━━━━━ Available data

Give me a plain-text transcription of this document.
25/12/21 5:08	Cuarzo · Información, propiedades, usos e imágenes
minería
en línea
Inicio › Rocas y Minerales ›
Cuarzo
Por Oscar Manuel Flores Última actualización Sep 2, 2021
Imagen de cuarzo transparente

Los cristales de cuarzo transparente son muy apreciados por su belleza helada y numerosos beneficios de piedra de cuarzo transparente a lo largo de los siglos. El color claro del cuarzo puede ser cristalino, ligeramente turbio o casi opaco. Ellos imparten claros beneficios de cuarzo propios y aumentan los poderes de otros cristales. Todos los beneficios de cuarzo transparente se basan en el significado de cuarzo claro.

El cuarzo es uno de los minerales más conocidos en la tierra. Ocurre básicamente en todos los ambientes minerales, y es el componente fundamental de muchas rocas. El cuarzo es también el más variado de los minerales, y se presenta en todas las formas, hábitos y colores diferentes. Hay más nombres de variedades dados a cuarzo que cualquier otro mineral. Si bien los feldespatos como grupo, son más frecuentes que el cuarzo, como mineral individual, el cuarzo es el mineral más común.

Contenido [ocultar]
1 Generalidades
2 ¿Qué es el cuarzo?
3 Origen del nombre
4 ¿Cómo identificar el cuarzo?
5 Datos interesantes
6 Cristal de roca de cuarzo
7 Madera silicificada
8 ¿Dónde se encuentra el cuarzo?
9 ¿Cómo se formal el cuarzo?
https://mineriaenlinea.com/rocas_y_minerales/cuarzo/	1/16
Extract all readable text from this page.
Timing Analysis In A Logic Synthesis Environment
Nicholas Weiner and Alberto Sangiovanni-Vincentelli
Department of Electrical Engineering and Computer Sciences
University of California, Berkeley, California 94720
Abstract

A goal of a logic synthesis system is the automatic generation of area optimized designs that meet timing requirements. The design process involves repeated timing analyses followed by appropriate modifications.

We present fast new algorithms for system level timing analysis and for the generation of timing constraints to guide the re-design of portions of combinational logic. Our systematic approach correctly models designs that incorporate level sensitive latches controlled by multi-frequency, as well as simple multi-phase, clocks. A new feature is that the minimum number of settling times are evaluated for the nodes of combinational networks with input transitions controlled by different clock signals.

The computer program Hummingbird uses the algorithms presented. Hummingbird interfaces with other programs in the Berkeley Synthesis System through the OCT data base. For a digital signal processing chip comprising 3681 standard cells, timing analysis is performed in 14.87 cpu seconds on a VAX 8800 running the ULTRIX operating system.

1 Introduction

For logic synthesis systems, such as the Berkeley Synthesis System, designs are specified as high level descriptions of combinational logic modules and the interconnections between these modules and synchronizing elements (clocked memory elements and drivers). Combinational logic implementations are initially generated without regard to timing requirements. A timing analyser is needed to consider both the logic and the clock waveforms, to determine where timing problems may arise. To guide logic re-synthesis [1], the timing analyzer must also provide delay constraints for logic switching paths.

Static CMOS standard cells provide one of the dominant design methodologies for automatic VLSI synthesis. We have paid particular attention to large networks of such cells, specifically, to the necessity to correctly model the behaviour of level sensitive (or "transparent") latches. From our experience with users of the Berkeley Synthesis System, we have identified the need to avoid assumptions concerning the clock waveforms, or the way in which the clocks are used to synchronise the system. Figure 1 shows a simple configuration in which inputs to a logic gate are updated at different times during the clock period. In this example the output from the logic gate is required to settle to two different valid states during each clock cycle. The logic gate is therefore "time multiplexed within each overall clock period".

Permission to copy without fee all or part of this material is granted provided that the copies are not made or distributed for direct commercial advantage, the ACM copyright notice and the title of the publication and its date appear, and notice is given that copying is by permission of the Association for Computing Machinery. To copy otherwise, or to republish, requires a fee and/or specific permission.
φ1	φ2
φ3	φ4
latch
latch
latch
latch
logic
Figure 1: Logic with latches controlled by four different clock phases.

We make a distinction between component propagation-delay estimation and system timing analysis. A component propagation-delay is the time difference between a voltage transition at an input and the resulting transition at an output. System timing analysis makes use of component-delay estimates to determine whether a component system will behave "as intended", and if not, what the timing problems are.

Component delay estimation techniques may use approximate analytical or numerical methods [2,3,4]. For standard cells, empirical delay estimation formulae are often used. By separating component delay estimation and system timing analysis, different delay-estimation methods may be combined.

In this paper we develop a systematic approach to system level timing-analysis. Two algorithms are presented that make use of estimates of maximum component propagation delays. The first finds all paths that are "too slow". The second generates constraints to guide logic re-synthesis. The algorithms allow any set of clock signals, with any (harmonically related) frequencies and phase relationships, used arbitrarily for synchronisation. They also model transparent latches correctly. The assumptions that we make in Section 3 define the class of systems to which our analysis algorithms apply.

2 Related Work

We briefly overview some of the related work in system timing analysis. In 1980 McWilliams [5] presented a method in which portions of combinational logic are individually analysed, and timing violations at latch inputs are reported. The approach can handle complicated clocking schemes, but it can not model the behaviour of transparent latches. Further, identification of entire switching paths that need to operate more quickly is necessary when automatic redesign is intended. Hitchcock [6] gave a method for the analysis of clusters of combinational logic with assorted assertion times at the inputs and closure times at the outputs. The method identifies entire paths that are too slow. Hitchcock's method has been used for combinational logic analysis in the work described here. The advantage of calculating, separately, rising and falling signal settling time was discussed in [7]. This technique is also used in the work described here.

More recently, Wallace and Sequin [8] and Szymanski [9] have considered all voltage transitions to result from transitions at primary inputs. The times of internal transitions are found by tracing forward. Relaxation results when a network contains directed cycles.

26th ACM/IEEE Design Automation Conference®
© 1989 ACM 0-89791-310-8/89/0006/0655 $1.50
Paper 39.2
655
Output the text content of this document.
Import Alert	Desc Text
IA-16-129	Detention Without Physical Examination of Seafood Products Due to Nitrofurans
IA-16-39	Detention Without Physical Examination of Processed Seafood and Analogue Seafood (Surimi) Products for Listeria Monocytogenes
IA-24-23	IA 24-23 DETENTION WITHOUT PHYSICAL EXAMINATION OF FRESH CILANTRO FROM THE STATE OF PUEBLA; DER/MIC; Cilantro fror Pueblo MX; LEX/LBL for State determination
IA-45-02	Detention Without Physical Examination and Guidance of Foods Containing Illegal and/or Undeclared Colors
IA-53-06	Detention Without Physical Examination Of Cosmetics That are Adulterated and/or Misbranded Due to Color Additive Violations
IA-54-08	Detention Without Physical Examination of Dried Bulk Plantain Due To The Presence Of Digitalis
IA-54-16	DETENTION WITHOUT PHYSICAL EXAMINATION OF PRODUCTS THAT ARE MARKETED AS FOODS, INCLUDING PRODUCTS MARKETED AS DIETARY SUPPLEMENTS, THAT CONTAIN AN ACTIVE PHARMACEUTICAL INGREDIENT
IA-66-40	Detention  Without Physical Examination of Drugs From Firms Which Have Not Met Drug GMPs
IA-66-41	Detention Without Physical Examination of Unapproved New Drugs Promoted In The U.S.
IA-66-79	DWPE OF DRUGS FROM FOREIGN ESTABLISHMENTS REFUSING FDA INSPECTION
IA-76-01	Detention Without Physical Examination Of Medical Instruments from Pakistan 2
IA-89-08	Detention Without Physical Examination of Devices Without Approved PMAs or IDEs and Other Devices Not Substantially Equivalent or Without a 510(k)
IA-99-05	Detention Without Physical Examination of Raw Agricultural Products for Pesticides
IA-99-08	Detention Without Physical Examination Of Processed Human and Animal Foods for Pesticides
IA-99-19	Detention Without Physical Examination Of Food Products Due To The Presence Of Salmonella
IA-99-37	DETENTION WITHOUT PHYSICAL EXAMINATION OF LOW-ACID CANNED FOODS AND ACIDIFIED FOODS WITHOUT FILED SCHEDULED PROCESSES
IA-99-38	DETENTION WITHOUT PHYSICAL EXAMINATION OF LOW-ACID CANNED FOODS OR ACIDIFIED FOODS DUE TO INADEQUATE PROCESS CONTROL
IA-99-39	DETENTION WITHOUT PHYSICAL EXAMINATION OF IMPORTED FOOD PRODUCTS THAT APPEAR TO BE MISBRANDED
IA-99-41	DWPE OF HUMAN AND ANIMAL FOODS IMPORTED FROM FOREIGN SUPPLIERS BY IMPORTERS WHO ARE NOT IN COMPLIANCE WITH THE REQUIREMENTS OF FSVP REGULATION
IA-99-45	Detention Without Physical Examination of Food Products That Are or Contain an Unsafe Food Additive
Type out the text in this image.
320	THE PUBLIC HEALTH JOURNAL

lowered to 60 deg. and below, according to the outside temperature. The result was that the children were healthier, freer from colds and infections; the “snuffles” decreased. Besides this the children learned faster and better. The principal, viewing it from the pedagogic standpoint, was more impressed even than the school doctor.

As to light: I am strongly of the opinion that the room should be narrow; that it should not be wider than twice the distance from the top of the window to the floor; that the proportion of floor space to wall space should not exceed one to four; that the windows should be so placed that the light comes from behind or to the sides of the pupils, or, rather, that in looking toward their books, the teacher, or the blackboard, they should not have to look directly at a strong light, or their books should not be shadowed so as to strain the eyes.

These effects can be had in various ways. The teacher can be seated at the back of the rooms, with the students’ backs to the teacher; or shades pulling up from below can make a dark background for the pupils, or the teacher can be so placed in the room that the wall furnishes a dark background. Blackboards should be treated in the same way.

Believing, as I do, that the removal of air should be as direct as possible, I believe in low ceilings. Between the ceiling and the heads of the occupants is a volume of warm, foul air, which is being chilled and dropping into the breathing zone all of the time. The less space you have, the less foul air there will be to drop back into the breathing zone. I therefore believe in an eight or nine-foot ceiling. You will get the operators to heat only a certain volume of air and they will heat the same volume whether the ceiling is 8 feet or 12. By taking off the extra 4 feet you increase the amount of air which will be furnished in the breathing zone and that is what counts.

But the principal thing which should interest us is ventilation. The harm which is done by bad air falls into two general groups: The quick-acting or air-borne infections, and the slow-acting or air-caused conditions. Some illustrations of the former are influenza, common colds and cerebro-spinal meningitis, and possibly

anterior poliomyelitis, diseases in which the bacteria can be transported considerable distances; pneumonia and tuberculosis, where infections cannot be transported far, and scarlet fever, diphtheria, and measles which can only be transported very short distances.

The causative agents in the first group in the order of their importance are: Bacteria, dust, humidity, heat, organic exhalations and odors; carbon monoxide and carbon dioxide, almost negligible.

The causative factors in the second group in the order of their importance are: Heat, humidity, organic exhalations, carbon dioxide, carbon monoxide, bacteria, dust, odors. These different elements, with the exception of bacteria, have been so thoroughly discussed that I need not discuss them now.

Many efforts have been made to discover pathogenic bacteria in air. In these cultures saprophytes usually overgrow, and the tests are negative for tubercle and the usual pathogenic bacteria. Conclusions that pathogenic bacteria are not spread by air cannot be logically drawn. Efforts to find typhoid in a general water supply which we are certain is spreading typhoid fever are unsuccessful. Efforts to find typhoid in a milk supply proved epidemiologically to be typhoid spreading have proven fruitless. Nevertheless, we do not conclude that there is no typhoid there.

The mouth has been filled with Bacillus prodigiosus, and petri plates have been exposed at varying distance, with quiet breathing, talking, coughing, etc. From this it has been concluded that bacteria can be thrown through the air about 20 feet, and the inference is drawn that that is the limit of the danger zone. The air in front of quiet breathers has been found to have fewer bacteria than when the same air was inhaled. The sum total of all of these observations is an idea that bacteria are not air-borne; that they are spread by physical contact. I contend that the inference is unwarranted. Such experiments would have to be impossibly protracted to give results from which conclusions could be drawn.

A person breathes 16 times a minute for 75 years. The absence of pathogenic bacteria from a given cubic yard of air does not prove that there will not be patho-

━━━━━━━━━━

** About this exercise **
Would you please filter the lines above and copy every one that includes "ACIDIFIED"?

** Exercise answer **
IA-99-37	DETENTION WITHOUT PHYSICAL EXAMINATION OF LOW-ACID CANNED FOODS AND ACIDIFIED FOODS WITHOUT FILED SCHEDULED PROCESSES
IA-99-38	DETENTION WITHOUT PHYSICAL EXAMINATION OF LOW-ACID CANNED FOODS OR ACIDIFIED FOODS DUE TO INADEQUATE PROCESS CONTROL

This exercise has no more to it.